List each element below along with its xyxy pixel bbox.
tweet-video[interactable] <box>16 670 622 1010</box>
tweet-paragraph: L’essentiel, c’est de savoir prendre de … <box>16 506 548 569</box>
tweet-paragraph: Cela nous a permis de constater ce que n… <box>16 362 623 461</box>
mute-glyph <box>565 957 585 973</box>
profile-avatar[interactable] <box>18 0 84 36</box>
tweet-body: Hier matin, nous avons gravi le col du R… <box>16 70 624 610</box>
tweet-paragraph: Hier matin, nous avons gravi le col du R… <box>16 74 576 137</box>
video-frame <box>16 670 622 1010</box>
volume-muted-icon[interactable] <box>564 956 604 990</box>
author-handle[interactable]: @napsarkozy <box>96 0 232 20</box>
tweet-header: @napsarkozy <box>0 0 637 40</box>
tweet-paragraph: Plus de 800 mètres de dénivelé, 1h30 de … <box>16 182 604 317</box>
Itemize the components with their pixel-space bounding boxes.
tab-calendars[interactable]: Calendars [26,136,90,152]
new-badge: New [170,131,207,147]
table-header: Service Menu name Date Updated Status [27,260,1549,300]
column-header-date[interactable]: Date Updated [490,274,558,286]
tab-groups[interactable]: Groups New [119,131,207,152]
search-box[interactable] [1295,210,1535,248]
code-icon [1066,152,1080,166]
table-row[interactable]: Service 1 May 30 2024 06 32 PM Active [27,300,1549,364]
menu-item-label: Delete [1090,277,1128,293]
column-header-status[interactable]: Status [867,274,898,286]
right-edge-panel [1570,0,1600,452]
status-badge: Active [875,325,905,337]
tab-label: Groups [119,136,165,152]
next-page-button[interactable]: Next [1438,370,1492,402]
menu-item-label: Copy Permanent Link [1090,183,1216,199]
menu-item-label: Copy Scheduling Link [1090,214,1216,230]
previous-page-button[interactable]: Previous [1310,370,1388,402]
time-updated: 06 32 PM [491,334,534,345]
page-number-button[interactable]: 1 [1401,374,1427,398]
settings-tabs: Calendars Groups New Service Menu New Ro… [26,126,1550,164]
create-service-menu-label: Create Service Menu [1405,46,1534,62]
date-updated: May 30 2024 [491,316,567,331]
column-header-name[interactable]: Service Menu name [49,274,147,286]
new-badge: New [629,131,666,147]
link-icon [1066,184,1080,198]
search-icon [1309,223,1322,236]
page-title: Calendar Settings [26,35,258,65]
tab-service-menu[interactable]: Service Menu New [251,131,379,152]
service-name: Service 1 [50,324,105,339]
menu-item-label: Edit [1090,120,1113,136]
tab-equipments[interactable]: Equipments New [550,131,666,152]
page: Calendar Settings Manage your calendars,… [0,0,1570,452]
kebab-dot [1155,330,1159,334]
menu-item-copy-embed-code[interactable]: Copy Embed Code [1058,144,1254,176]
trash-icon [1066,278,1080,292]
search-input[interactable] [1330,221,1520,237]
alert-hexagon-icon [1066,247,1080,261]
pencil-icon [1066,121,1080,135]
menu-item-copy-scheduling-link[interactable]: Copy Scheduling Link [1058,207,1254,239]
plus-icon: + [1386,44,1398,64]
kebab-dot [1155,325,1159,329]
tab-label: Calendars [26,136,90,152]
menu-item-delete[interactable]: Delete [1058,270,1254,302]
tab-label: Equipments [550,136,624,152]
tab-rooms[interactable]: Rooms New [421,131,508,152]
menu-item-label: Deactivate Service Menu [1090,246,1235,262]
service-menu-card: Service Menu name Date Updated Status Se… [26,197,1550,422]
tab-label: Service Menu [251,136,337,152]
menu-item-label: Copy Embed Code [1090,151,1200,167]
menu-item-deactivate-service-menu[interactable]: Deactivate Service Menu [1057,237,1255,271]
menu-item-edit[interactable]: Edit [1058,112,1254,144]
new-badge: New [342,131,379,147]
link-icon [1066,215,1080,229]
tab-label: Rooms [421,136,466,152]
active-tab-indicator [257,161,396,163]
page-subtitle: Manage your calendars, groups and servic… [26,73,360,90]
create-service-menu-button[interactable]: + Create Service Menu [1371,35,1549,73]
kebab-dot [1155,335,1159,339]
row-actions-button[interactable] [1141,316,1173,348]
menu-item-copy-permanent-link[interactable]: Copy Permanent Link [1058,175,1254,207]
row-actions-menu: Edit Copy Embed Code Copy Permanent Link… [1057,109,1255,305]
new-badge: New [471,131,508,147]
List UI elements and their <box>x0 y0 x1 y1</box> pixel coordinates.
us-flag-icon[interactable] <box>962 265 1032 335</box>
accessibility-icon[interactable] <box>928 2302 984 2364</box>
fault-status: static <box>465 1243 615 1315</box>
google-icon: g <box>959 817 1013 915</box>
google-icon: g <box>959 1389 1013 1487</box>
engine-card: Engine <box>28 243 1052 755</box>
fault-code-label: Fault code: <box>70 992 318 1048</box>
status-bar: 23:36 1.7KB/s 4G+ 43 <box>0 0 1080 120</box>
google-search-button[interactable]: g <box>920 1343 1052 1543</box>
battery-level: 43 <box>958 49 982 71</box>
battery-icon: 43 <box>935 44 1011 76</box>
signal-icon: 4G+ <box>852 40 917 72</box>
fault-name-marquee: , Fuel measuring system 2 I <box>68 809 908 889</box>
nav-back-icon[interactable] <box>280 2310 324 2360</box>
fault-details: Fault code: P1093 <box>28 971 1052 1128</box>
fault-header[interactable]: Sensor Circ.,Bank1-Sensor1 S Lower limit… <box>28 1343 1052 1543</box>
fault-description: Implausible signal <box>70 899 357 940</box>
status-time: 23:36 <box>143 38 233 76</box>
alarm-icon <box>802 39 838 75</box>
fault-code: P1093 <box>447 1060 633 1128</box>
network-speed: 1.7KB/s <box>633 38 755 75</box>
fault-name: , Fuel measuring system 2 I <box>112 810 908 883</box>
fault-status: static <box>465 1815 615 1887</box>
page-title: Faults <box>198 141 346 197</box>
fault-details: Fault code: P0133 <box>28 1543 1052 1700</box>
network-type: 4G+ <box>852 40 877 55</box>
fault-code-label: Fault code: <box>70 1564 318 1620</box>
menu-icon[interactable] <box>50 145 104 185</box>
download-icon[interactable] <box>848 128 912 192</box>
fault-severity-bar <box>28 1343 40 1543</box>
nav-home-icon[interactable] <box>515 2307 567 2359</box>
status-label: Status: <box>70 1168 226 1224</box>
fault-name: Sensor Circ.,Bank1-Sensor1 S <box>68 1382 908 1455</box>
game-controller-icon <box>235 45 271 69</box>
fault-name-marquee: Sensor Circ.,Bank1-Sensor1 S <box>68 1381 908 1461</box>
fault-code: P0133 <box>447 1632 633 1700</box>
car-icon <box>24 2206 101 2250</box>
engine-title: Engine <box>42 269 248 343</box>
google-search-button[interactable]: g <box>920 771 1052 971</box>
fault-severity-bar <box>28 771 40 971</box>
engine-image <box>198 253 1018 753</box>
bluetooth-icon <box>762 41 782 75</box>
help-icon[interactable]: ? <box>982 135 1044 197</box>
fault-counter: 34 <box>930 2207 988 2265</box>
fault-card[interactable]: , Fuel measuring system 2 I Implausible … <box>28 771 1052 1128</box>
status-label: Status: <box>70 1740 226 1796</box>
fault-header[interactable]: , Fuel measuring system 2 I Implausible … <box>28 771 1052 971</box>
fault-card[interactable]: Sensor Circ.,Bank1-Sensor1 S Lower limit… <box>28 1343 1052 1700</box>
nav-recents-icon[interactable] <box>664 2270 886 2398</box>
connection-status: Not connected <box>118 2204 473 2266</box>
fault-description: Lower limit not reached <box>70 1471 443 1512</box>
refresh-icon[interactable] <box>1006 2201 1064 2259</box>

^^^^

Can you copy all the records above line for line, keeping every character the same?

List each element below along with its xyxy pixel bbox.
tweet-video[interactable] <box>16 670 622 1010</box>
tweet-paragraph: L’essentiel, c’est de savoir prendre de … <box>16 506 548 569</box>
tweet-paragraph: Cela nous a permis de constater ce que n… <box>16 362 623 461</box>
mute-glyph <box>565 957 585 973</box>
profile-avatar[interactable] <box>18 0 84 36</box>
tweet-body: Hier matin, nous avons gravi le col du R… <box>16 70 624 610</box>
tweet-paragraph: Hier matin, nous avons gravi le col du R… <box>16 74 576 137</box>
video-frame <box>16 670 622 1010</box>
volume-muted-icon[interactable] <box>564 956 604 990</box>
author-handle[interactable]: @napsarkozy <box>96 0 232 20</box>
tweet-header: @napsarkozy <box>0 0 637 40</box>
tweet-paragraph: Plus de 800 mètres de dénivelé, 1h30 de … <box>16 182 604 317</box>
Itemize the components with their pixel-space bounding boxes.
tab-calendars[interactable]: Calendars [26,136,90,152]
new-badge: New [170,131,207,147]
table-header: Service Menu name Date Updated Status [27,260,1549,300]
column-header-date[interactable]: Date Updated [490,274,558,286]
tab-groups[interactable]: Groups New [119,131,207,152]
search-box[interactable] [1295,210,1535,248]
code-icon [1066,152,1080,166]
table-row[interactable]: Service 1 May 30 2024 06 32 PM Active [27,300,1549,364]
menu-item-label: Delete [1090,277,1128,293]
column-header-status[interactable]: Status [867,274,898,286]
right-edge-panel [1570,0,1600,452]
status-badge: Active [875,325,905,337]
tab-label: Groups [119,136,165,152]
next-page-button[interactable]: Next [1438,370,1492,402]
menu-item-label: Copy Permanent Link [1090,183,1216,199]
menu-item-label: Copy Scheduling Link [1090,214,1216,230]
previous-page-button[interactable]: Previous [1310,370,1388,402]
time-updated: 06 32 PM [491,334,534,345]
page-number-button[interactable]: 1 [1401,374,1427,398]
settings-tabs: Calendars Groups New Service Menu New Ro… [26,126,1550,164]
create-service-menu-label: Create Service Menu [1405,46,1534,62]
date-updated: May 30 2024 [491,316,567,331]
column-header-name[interactable]: Service Menu name [49,274,147,286]
new-badge: New [629,131,666,147]
link-icon [1066,184,1080,198]
search-icon [1309,223,1322,236]
page-title: Calendar Settings [26,35,258,65]
tab-service-menu[interactable]: Service Menu New [251,131,379,152]
service-name: Service 1 [50,324,105,339]
menu-item-label: Edit [1090,120,1113,136]
tab-equipments[interactable]: Equipments New [550,131,666,152]
page: Calendar Settings Manage your calendars,… [0,0,1570,452]
kebab-dot [1155,330,1159,334]
menu-item-copy-embed-code[interactable]: Copy Embed Code [1058,144,1254,176]
trash-icon [1066,278,1080,292]
search-input[interactable] [1330,221,1520,237]
alert-hexagon-icon [1066,247,1080,261]
pencil-icon [1066,121,1080,135]
menu-item-copy-scheduling-link[interactable]: Copy Scheduling Link [1058,207,1254,239]
plus-icon: + [1386,44,1398,64]
kebab-dot [1155,325,1159,329]
tab-label: Calendars [26,136,90,152]
menu-item-delete[interactable]: Delete [1058,270,1254,302]
tab-label: Equipments [550,136,624,152]
tab-rooms[interactable]: Rooms New [421,131,508,152]
menu-item-label: Deactivate Service Menu [1090,246,1235,262]
service-menu-card: Service Menu name Date Updated Status Se… [26,197,1550,422]
tab-label: Service Menu [251,136,337,152]
menu-item-label: Copy Embed Code [1090,151,1200,167]
menu-item-deactivate-service-menu[interactable]: Deactivate Service Menu [1057,237,1255,271]
menu-item-edit[interactable]: Edit [1058,112,1254,144]
new-badge: New [342,131,379,147]
link-icon [1066,215,1080,229]
tab-label: Rooms [421,136,466,152]
active-tab-indicator [257,161,396,163]
page-subtitle: Manage your calendars, groups and servic… [26,73,360,90]
create-service-menu-button[interactable]: + Create Service Menu [1371,35,1549,73]
kebab-dot [1155,335,1159,339]
row-actions-button[interactable] [1141,316,1173,348]
menu-item-copy-permanent-link[interactable]: Copy Permanent Link [1058,175,1254,207]
row-actions-menu: Edit Copy Embed Code Copy Permanent Link… [1057,109,1255,305]
new-badge: New [471,131,508,147]
List UI elements and their <box>x0 y0 x1 y1</box> pixel coordinates.
us-flag-icon[interactable] <box>962 265 1032 335</box>
accessibility-icon[interactable] <box>928 2302 984 2364</box>
fault-status: static <box>465 1243 615 1315</box>
google-icon: g <box>959 817 1013 915</box>
google-icon: g <box>959 1389 1013 1487</box>
engine-card: Engine <box>28 243 1052 755</box>
fault-code-label: Fault code: <box>70 992 318 1048</box>
status-bar: 23:36 1.7KB/s 4G+ 43 <box>0 0 1080 120</box>
google-search-button[interactable]: g <box>920 1343 1052 1543</box>
battery-level: 43 <box>958 49 982 71</box>
battery-icon: 43 <box>935 44 1011 76</box>
signal-icon: 4G+ <box>852 40 917 72</box>
fault-name-marquee: , Fuel measuring system 2 I <box>68 809 908 889</box>
nav-back-icon[interactable] <box>280 2310 324 2360</box>
fault-details: Fault code: P1093 <box>28 971 1052 1128</box>
fault-header[interactable]: Sensor Circ.,Bank1-Sensor1 S Lower limit… <box>28 1343 1052 1543</box>
fault-description: Implausible signal <box>70 899 357 940</box>
status-time: 23:36 <box>143 38 233 76</box>
alarm-icon <box>802 39 838 75</box>
fault-code: P1093 <box>447 1060 633 1128</box>
network-speed: 1.7KB/s <box>633 38 755 75</box>
fault-name: , Fuel measuring system 2 I <box>112 810 908 883</box>
fault-status: static <box>465 1815 615 1887</box>
page-title: Faults <box>198 141 346 197</box>
fault-details: Fault code: P0133 <box>28 1543 1052 1700</box>
network-type: 4G+ <box>852 40 877 55</box>
fault-code-label: Fault code: <box>70 1564 318 1620</box>
menu-icon[interactable] <box>50 145 104 185</box>
download-icon[interactable] <box>848 128 912 192</box>
fault-severity-bar <box>28 1343 40 1543</box>
nav-home-icon[interactable] <box>515 2307 567 2359</box>
status-label: Status: <box>70 1168 226 1224</box>
fault-name: Sensor Circ.,Bank1-Sensor1 S <box>68 1382 908 1455</box>
game-controller-icon <box>235 45 271 69</box>
fault-name-marquee: Sensor Circ.,Bank1-Sensor1 S <box>68 1381 908 1461</box>
fault-code: P0133 <box>447 1632 633 1700</box>
car-icon <box>24 2206 101 2250</box>
engine-title: Engine <box>42 269 248 343</box>
google-search-button[interactable]: g <box>920 771 1052 971</box>
fault-severity-bar <box>28 771 40 971</box>
engine-image <box>198 253 1018 753</box>
bluetooth-icon <box>762 41 782 75</box>
help-icon[interactable]: ? <box>982 135 1044 197</box>
fault-counter: 34 <box>930 2207 988 2265</box>
fault-card[interactable]: , Fuel measuring system 2 I Implausible … <box>28 771 1052 1128</box>
status-label: Status: <box>70 1740 226 1796</box>
fault-header[interactable]: , Fuel measuring system 2 I Implausible … <box>28 771 1052 971</box>
fault-card[interactable]: Sensor Circ.,Bank1-Sensor1 S Lower limit… <box>28 1343 1052 1700</box>
nav-recents-icon[interactable] <box>664 2270 886 2398</box>
connection-status: Not connected <box>118 2204 473 2266</box>
fault-description: Lower limit not reached <box>70 1471 443 1512</box>
refresh-icon[interactable] <box>1006 2201 1064 2259</box>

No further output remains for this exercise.